Goal of the exercise: Return each line containing "immediately".
━━━ Record excerpts ━━━
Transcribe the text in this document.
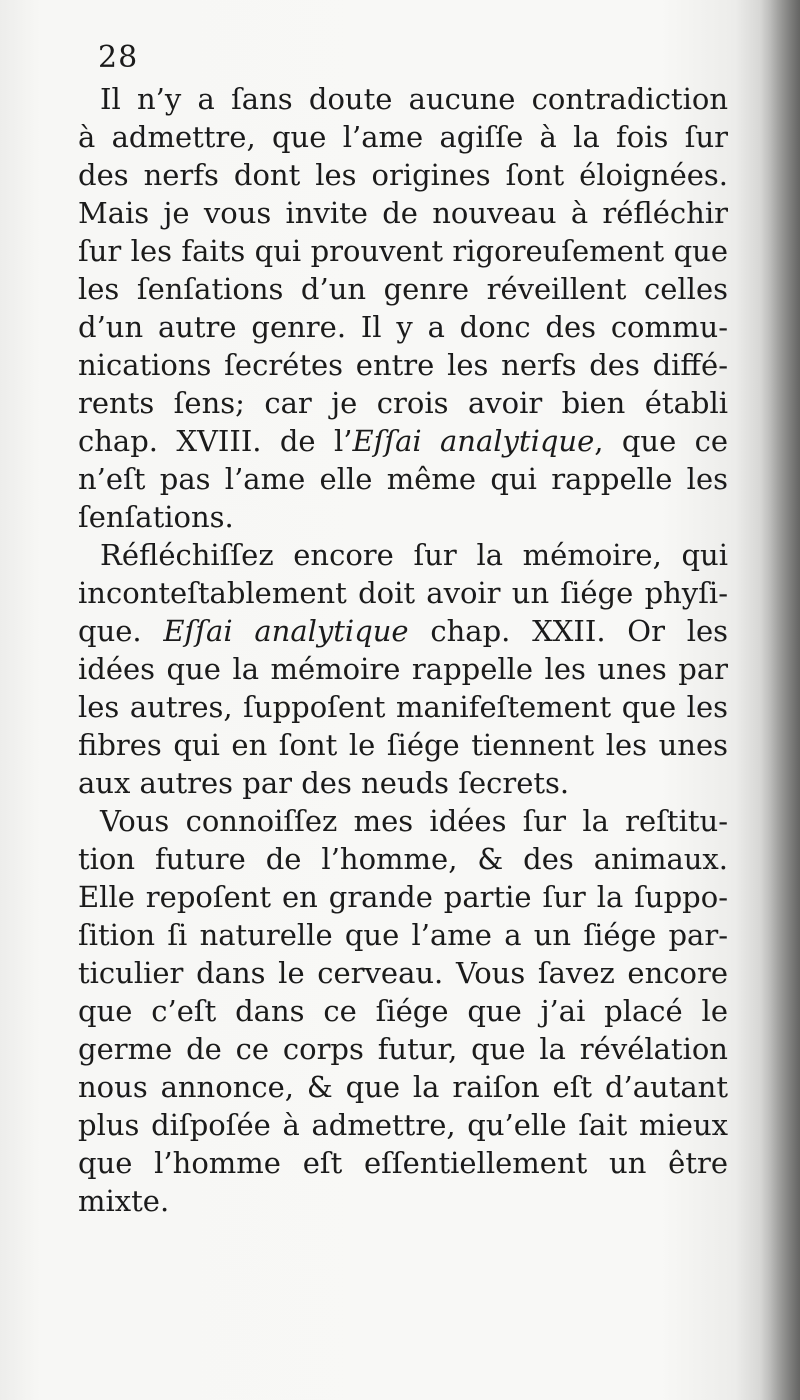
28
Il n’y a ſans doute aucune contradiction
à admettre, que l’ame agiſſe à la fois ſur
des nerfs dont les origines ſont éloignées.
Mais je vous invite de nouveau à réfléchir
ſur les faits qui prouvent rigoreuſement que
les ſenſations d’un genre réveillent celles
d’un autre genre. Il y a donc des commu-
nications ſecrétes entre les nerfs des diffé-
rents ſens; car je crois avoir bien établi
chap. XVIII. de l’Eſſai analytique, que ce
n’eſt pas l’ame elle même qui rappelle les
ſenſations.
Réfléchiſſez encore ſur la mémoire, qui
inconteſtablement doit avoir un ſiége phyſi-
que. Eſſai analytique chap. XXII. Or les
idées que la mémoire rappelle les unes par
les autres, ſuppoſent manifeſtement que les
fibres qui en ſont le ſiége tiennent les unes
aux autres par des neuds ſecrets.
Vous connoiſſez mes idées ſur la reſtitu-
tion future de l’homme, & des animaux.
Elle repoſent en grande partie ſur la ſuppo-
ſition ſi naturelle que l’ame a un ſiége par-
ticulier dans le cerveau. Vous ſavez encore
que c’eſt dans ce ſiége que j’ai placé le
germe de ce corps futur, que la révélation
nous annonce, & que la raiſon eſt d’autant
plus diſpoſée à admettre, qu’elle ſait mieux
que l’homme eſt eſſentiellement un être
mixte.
━━━
━━━ Record excerpts ━━━
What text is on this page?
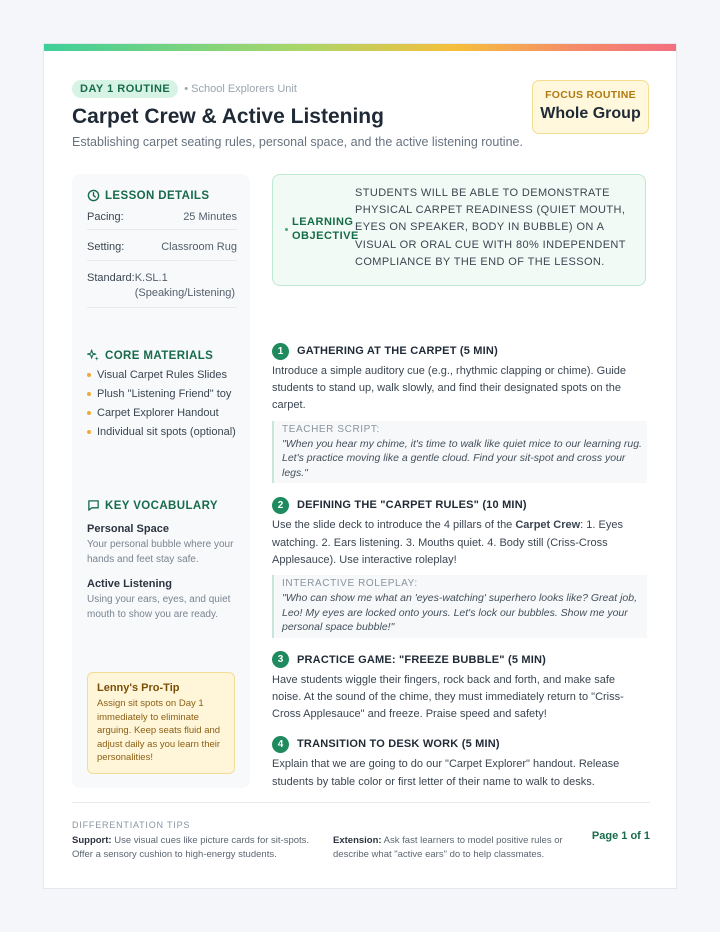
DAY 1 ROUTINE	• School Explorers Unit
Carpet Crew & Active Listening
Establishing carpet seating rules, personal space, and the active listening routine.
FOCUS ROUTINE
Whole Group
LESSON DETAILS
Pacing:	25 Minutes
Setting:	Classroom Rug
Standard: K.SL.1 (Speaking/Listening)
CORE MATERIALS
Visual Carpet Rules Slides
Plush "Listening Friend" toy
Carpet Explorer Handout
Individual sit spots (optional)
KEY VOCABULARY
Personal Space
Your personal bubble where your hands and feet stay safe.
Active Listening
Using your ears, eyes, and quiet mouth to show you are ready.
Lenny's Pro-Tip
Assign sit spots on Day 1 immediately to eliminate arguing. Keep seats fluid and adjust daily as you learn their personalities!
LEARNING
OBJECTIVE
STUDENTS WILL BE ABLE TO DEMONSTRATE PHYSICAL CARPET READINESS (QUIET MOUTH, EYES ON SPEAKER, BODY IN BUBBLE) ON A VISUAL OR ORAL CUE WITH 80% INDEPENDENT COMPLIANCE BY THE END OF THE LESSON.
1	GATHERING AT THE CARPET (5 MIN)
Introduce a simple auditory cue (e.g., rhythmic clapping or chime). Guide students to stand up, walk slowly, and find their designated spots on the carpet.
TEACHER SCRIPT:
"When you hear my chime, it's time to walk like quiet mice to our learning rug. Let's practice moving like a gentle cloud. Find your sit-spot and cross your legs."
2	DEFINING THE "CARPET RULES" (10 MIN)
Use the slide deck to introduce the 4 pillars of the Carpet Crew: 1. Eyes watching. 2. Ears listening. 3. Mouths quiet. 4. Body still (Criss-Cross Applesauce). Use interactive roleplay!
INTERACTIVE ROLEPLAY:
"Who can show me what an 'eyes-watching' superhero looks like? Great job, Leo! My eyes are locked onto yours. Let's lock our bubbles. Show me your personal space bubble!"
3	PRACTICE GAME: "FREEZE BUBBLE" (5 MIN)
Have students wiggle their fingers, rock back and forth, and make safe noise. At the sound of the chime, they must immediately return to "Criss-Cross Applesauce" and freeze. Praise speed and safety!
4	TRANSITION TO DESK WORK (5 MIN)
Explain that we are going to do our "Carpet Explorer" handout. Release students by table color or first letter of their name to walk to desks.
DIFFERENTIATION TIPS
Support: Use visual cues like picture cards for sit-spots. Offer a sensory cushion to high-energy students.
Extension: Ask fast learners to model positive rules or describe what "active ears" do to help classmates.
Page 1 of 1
━━━
Final result:
Assign sit spots on Day 1 immediately to eliminate arguing. Keep seats fluid and adjust daily as you learn their personalities!
Have students wiggle their fingers, rock back and forth, and make safe noise. At the sound of the chime, they must immediately return to "Criss-Cross Applesauce" and freeze. Praise speed and safety!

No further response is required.